>> Start Listing

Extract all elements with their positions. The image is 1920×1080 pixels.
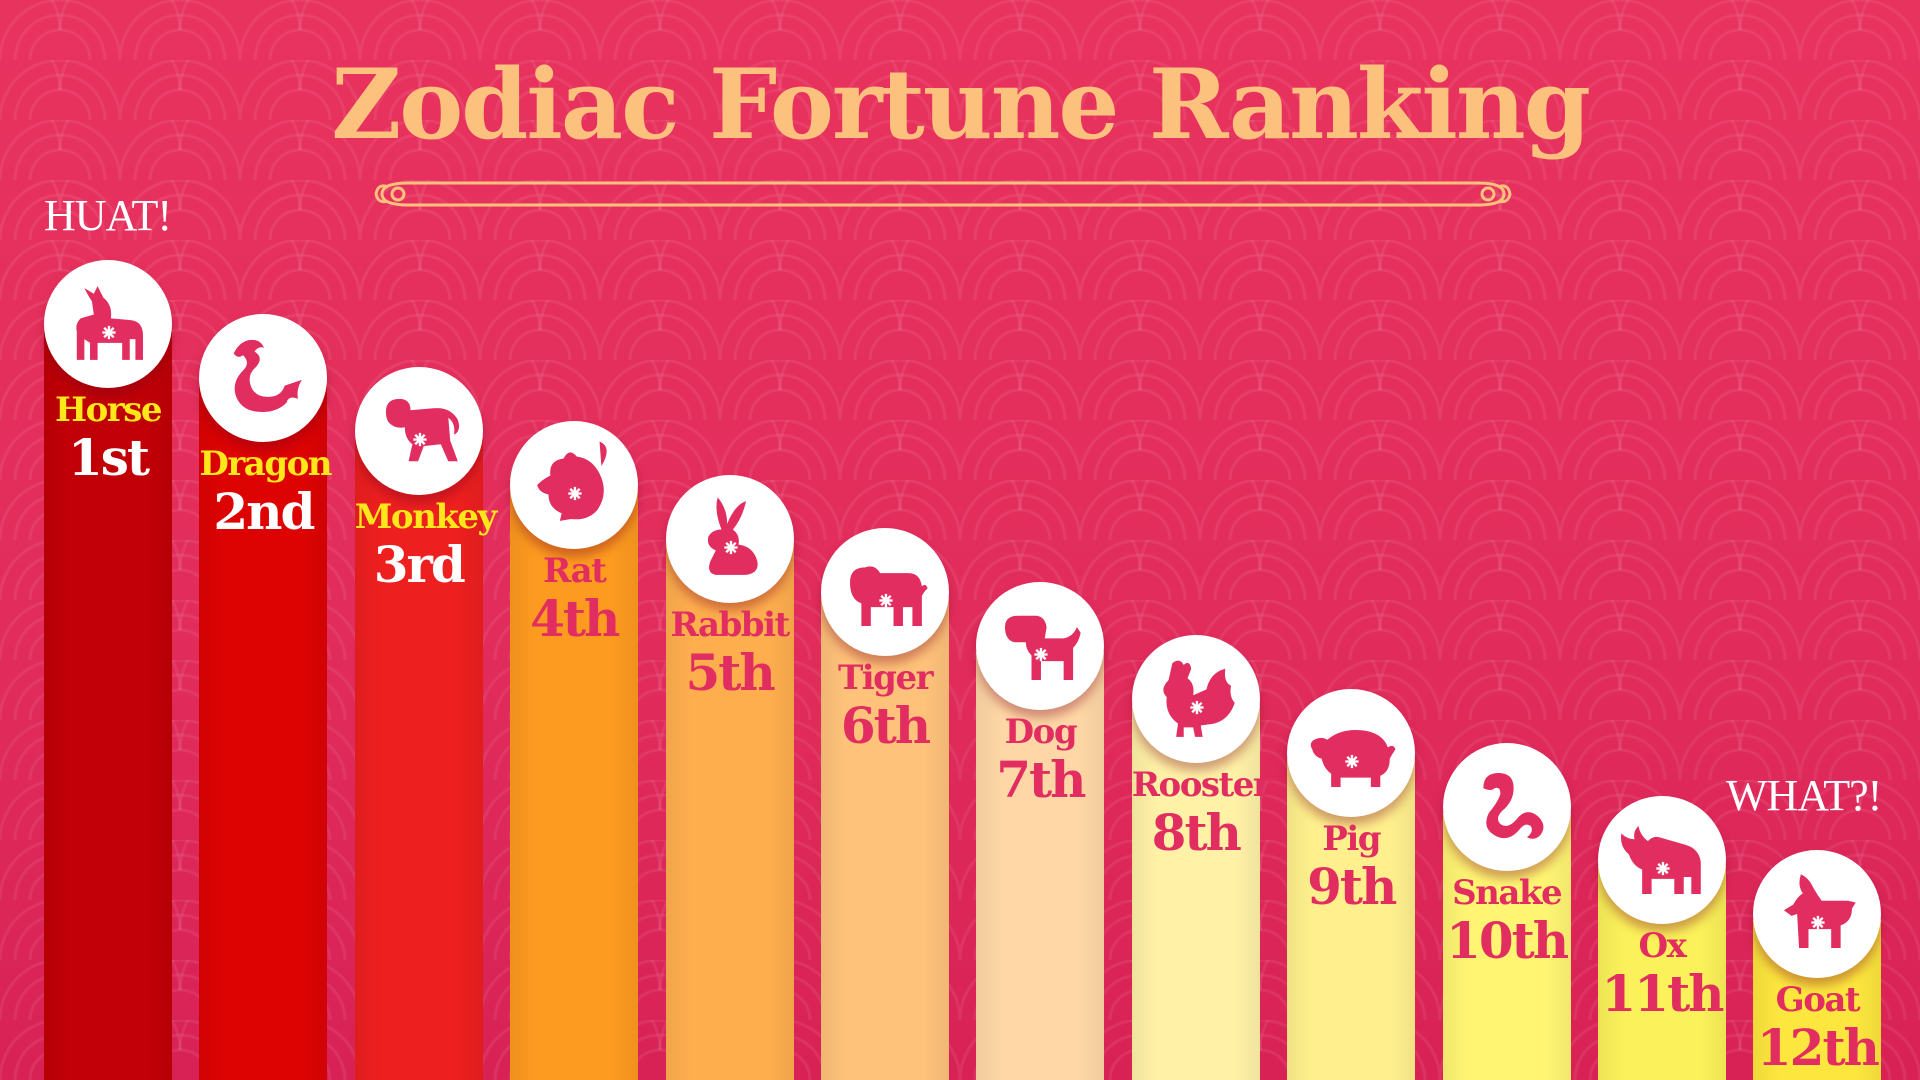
bar-label-rat: Rat [543,550,607,591]
bar-label-snake: Snake [1452,872,1563,913]
rank-label-pig: 9th [1307,857,1397,917]
rooster-icon [1163,661,1235,738]
bar-monkey [354,437,483,1080]
rat-icon [537,441,607,521]
bar-horse [44,330,172,1080]
top-callout: HUAT! [44,191,172,240]
snake-icon [1482,772,1544,839]
badge-tiger [821,528,949,657]
badge-rabbit [665,474,794,603]
pig-icon [1310,730,1396,788]
monkey-icon [385,399,459,462]
bar-label-dog: Dog [1004,711,1078,752]
bar-label-ox: Ox [1638,926,1687,967]
horse-icon [76,286,143,360]
rank-label-goat: 12th [1756,1018,1880,1077]
bar-label-horse: Horse [55,390,163,430]
badge-rooster [1131,635,1260,764]
page-title: Zodiac Fortune Ranking [331,48,1591,161]
bar-label-rabbit: Rabbit [670,604,790,645]
badge-dragon [199,313,328,442]
badge-monkey [354,367,483,496]
rank-label-rat: 4th [530,588,620,648]
bar-rat [510,490,639,1080]
badge-ox [1598,796,1726,925]
bar-dog [976,651,1105,1080]
badge-snake [1442,742,1571,871]
bar-dragon [199,383,328,1080]
title-divider-ornament [374,181,1512,207]
badge-goat [1753,850,1882,978]
bar-label-tiger: Tiger [837,658,934,699]
badge-dog [976,581,1105,710]
goat-icon [1784,874,1857,949]
dragon-icon [234,339,303,412]
badge-horse [44,260,172,388]
tiger-icon [850,566,928,627]
rank-label-ox: 11th [1601,964,1724,1024]
bar-label-monkey: Monkey [354,497,497,538]
rank-label-rabbit: 5th [685,642,775,702]
rank-label-rooster: 8th [1151,803,1242,863]
badge-rat [510,420,639,549]
rank-label-tiger: 6th [840,696,931,756]
bar-label-goat: Goat [1775,980,1861,1020]
bar-rabbit [665,544,794,1080]
bar-label-rooster: Rooster [1131,765,1271,806]
bar-rooster [1131,705,1260,1080]
rank-label-horse: 1st [67,428,150,487]
rank-label-snake: 10th [1446,910,1569,970]
badge-pig [1287,689,1416,818]
dog-icon [1005,615,1082,680]
rabbit-icon [707,496,758,575]
bottom-callout: WHAT?! [1726,771,1882,820]
ox-icon [1621,826,1701,895]
rank-label-dragon: 2nd [213,481,315,541]
bar-label-dragon: Dragon [199,443,332,484]
rank-label-monkey: 3rd [373,535,466,595]
bar-tiger [821,598,949,1080]
bar-label-pig: Pig [1322,819,1381,860]
rank-label-dog: 7th [996,749,1086,809]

>> End Listing

Written request:
Return every line of each item above verbatim, omitting the picture markers.

Result:
Extract all elements with their positions. The image is 1920×1080 pixels.
bar-label-rat: Rat [543,550,607,591]
bar-label-snake: Snake [1452,872,1563,913]
rank-label-pig: 9th [1307,857,1397,917]
rooster-icon [1163,661,1235,738]
bar-monkey [354,437,483,1080]
rat-icon [537,441,607,521]
bar-horse [44,330,172,1080]
top-callout: HUAT! [44,191,172,240]
snake-icon [1482,772,1544,839]
badge-tiger [821,528,949,657]
badge-rabbit [665,474,794,603]
pig-icon [1310,730,1396,788]
monkey-icon [385,399,459,462]
bar-label-dog: Dog [1004,711,1078,752]
bar-label-ox: Ox [1638,926,1687,967]
horse-icon [76,286,143,360]
rank-label-goat: 12th [1756,1018,1880,1077]
bar-label-horse: Horse [55,390,163,430]
badge-rooster [1131,635,1260,764]
page-title: Zodiac Fortune Ranking [331,48,1591,161]
bar-label-rabbit: Rabbit [670,604,790,645]
badge-dragon [199,313,328,442]
badge-monkey [354,367,483,496]
rank-label-rat: 4th [530,588,620,648]
bar-rat [510,490,639,1080]
badge-ox [1598,796,1726,925]
bar-dog [976,651,1105,1080]
badge-snake [1442,742,1571,871]
bar-dragon [199,383,328,1080]
title-divider-ornament [374,181,1512,207]
badge-goat [1753,850,1882,978]
bar-label-tiger: Tiger [837,658,934,699]
badge-dog [976,581,1105,710]
goat-icon [1784,874,1857,949]
dragon-icon [234,339,303,412]
badge-horse [44,260,172,388]
tiger-icon [850,566,928,627]
rank-label-ox: 11th [1601,964,1724,1024]
bar-label-monkey: Monkey [354,497,497,538]
rank-label-rabbit: 5th [685,642,775,702]
rank-label-rooster: 8th [1151,803,1242,863]
badge-rat [510,420,639,549]
rank-label-tiger: 6th [840,696,931,756]
bar-label-goat: Goat [1775,980,1861,1020]
bar-rabbit [665,544,794,1080]
bar-label-rooster: Rooster [1131,765,1271,806]
bar-rooster [1131,705,1260,1080]
rank-label-horse: 1st [67,428,150,487]
rank-label-snake: 10th [1446,910,1569,970]
badge-pig [1287,689,1416,818]
dog-icon [1005,615,1082,680]
rabbit-icon [707,496,758,575]
bottom-callout: WHAT?! [1726,771,1882,820]
ox-icon [1621,826,1701,895]
rank-label-dragon: 2nd [213,481,315,541]
bar-label-dragon: Dragon [199,443,332,484]
rank-label-monkey: 3rd [373,535,466,595]
bar-tiger [821,598,949,1080]
bar-label-pig: Pig [1322,819,1381,860]
rank-label-dog: 7th [996,749,1086,809]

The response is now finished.